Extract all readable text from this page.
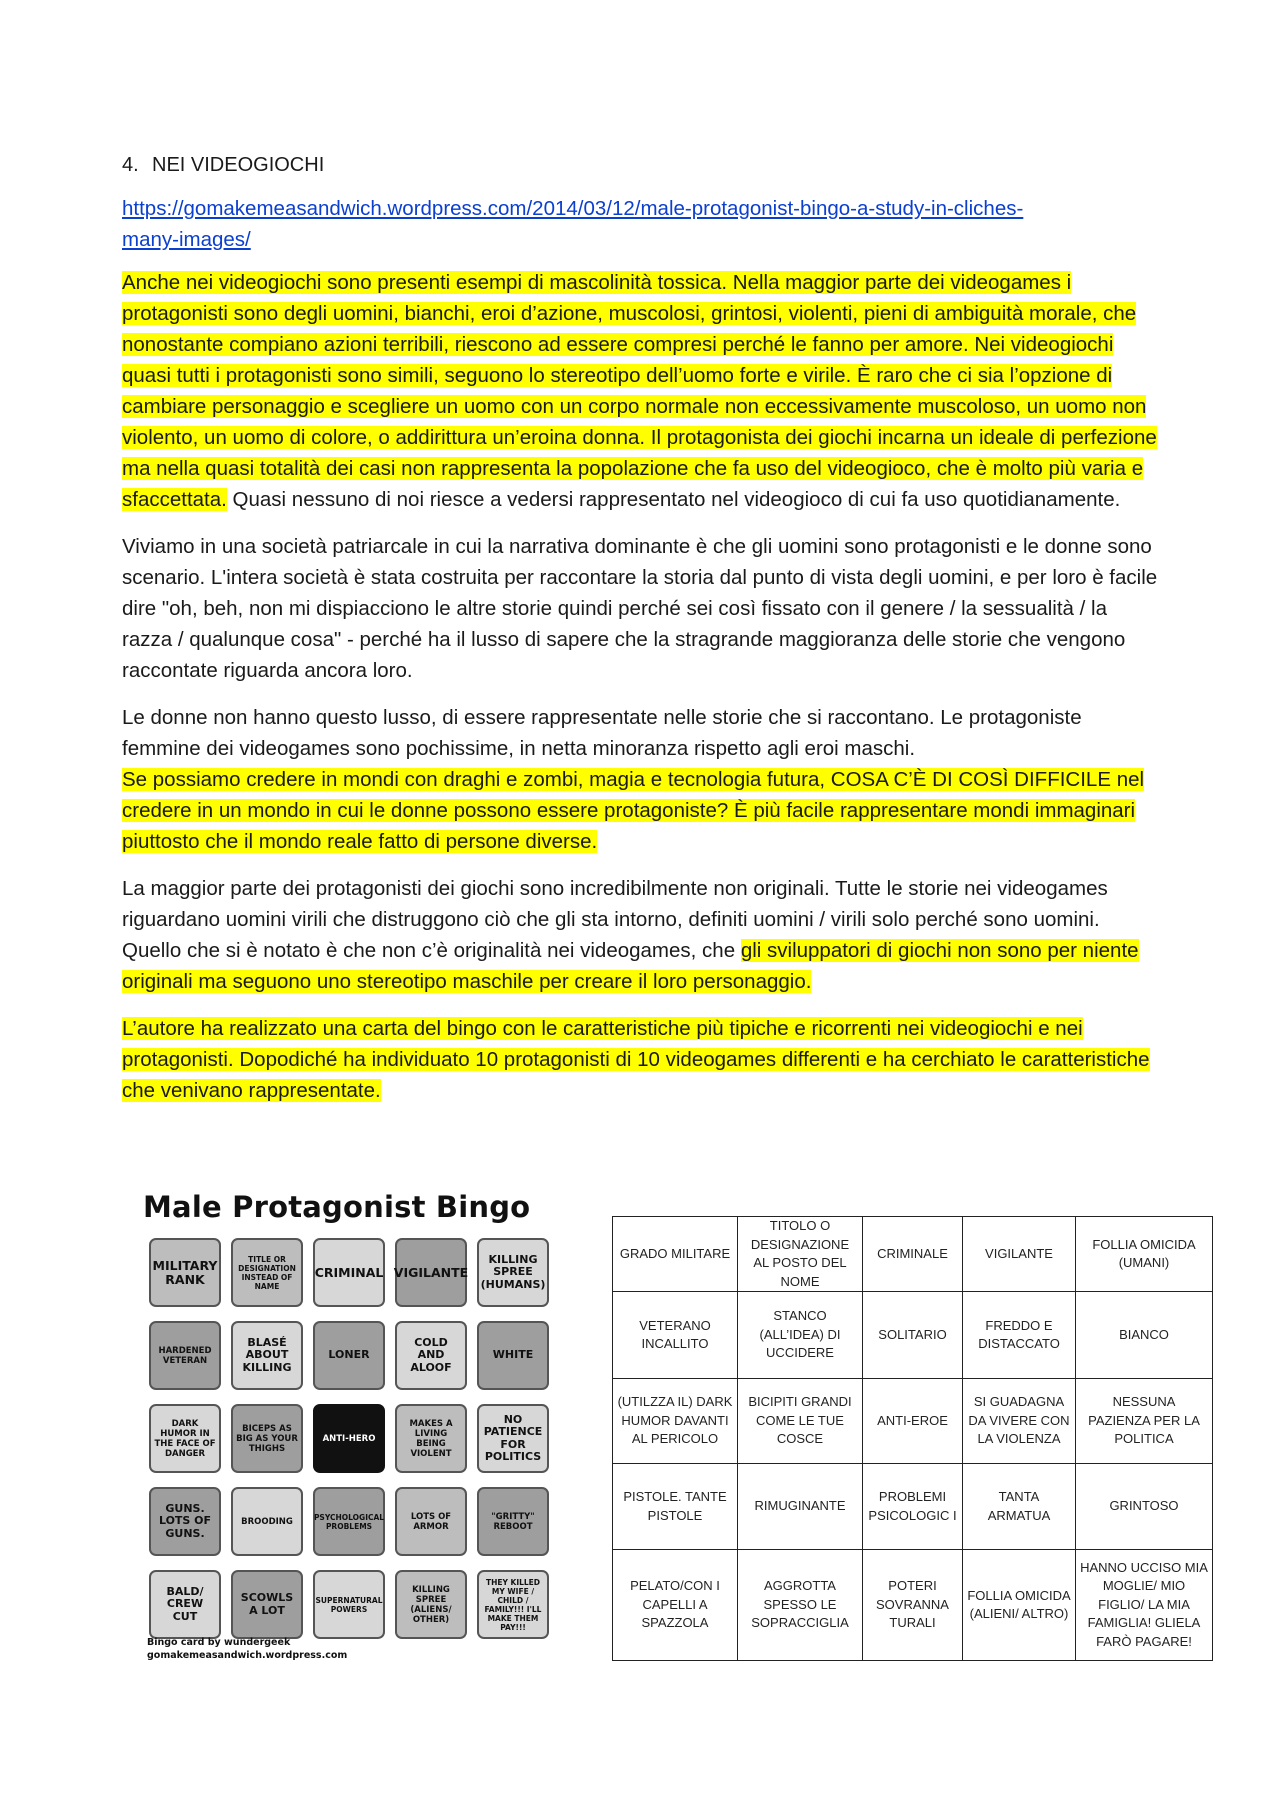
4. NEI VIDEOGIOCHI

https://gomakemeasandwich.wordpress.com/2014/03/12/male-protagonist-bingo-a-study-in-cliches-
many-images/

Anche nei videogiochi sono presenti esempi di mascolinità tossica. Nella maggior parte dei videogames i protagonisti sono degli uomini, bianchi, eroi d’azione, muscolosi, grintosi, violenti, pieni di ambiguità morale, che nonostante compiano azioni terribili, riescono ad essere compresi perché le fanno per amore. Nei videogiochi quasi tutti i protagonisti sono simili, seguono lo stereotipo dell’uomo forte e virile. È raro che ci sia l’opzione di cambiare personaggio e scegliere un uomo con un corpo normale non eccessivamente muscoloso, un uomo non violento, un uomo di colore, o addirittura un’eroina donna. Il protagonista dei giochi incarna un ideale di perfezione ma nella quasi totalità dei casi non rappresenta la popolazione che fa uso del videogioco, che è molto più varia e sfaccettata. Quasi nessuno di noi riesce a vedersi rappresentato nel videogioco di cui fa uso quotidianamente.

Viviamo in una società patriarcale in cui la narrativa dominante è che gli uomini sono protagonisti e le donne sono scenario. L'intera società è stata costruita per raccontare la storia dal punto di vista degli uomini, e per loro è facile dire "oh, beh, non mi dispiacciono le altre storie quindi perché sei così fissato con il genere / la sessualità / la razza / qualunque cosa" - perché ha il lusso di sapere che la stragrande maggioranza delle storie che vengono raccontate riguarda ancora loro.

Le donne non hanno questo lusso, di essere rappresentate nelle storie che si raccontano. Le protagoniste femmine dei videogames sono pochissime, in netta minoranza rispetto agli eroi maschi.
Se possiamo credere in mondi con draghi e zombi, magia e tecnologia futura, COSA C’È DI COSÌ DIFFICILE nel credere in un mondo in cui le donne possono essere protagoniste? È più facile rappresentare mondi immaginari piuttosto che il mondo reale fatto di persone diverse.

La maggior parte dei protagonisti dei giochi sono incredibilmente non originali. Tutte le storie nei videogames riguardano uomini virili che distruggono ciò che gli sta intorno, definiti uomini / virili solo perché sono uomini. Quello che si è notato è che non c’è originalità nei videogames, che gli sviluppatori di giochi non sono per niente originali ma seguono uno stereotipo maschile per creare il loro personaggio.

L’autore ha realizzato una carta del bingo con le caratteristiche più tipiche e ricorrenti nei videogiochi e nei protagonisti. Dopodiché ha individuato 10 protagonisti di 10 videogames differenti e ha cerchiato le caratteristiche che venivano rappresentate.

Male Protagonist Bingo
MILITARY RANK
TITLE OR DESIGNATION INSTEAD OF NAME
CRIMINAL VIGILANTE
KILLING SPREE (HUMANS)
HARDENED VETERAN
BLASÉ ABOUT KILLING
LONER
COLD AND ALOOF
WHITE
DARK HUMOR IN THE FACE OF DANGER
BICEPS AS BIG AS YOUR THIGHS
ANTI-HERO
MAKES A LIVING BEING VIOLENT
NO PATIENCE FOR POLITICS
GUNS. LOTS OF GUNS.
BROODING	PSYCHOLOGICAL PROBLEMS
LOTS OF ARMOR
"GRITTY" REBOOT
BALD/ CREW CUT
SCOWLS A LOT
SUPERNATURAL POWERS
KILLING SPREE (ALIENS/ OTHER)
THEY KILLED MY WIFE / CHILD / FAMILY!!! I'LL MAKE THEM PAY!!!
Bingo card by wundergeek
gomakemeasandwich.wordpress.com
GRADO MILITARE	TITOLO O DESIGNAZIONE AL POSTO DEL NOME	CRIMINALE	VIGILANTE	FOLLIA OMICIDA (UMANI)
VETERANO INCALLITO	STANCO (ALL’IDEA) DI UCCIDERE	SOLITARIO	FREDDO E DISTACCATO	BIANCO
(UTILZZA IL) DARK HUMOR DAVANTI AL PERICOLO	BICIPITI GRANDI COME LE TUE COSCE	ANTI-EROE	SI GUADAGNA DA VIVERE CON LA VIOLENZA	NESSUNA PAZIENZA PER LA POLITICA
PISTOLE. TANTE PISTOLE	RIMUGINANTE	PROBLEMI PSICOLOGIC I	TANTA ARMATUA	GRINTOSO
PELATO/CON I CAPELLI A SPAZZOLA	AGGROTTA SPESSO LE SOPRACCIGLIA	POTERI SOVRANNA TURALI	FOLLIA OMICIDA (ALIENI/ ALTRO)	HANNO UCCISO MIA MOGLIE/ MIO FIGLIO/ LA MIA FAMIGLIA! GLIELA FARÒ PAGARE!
--
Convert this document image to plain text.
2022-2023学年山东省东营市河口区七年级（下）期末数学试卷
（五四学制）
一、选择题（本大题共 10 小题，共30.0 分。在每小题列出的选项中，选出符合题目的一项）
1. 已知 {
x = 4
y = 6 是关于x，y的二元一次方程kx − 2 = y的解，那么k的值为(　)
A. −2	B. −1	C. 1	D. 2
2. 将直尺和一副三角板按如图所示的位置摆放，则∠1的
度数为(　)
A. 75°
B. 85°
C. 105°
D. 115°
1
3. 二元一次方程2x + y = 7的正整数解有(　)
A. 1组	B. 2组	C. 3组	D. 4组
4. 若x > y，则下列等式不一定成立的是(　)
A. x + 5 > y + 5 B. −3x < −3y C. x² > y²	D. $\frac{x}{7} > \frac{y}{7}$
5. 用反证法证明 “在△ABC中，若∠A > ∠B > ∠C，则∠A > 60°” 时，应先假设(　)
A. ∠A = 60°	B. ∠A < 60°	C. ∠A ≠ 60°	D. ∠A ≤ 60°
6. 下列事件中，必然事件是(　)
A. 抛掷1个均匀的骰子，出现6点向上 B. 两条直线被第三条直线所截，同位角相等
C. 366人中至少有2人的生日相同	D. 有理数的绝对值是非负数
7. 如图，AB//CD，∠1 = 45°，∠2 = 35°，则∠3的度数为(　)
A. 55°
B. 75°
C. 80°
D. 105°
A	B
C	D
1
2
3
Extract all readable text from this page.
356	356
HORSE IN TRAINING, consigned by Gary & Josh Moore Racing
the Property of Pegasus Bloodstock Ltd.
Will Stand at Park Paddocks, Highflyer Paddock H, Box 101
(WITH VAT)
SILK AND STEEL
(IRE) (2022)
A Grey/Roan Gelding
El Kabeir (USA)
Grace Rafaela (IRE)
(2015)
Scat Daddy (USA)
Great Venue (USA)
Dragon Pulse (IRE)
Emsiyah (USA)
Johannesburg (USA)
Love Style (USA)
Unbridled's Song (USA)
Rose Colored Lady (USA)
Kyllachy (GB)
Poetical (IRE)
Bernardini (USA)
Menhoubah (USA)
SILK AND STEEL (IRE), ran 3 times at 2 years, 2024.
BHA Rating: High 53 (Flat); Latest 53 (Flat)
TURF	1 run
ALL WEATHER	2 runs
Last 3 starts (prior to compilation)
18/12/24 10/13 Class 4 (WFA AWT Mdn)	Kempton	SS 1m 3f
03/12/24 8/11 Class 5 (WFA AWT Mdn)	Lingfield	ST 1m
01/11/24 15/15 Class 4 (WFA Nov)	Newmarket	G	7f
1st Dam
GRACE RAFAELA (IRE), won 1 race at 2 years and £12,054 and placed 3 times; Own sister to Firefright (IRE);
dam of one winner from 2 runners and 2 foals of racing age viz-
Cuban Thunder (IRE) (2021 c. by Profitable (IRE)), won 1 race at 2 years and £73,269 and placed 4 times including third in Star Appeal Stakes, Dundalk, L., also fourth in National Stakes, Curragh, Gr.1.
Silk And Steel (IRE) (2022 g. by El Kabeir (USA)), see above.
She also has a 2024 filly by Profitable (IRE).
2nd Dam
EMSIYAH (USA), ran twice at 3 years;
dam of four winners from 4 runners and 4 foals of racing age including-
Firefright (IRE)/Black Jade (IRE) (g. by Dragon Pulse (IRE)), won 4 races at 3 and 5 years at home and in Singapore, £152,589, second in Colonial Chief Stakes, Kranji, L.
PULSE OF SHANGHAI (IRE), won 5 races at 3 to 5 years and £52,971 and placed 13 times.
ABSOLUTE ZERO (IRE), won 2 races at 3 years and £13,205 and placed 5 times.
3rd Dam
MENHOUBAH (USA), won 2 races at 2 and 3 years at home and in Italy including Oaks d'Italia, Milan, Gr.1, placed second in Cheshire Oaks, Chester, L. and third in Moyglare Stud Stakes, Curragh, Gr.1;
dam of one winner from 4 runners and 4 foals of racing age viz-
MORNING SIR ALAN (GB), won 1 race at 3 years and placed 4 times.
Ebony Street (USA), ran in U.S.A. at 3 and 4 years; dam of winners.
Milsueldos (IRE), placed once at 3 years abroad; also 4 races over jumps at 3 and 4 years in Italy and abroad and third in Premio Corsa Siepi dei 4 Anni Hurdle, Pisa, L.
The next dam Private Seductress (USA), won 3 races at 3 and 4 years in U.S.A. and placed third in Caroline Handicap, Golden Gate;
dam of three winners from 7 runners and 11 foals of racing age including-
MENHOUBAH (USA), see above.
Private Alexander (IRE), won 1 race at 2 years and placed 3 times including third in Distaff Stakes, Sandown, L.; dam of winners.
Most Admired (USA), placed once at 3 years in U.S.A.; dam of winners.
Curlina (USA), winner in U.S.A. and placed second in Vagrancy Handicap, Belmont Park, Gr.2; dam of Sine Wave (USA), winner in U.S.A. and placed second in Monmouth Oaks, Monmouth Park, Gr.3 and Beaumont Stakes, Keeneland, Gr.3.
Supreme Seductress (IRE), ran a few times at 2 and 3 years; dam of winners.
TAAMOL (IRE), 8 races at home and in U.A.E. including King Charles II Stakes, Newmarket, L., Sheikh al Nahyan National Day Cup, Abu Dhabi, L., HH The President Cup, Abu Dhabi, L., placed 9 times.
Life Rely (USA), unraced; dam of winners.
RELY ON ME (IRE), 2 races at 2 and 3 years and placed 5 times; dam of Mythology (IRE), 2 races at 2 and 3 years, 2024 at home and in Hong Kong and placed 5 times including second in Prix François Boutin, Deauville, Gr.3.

PROBLEM DESCRIPTION: Identify each line containing the string "Kabeir" and copy it out.

RESPONSE TO THIS EXERCISE:
El Kabeir (USA)
Silk And Steel (IRE) (2022 g. by El Kabeir (USA)), see above.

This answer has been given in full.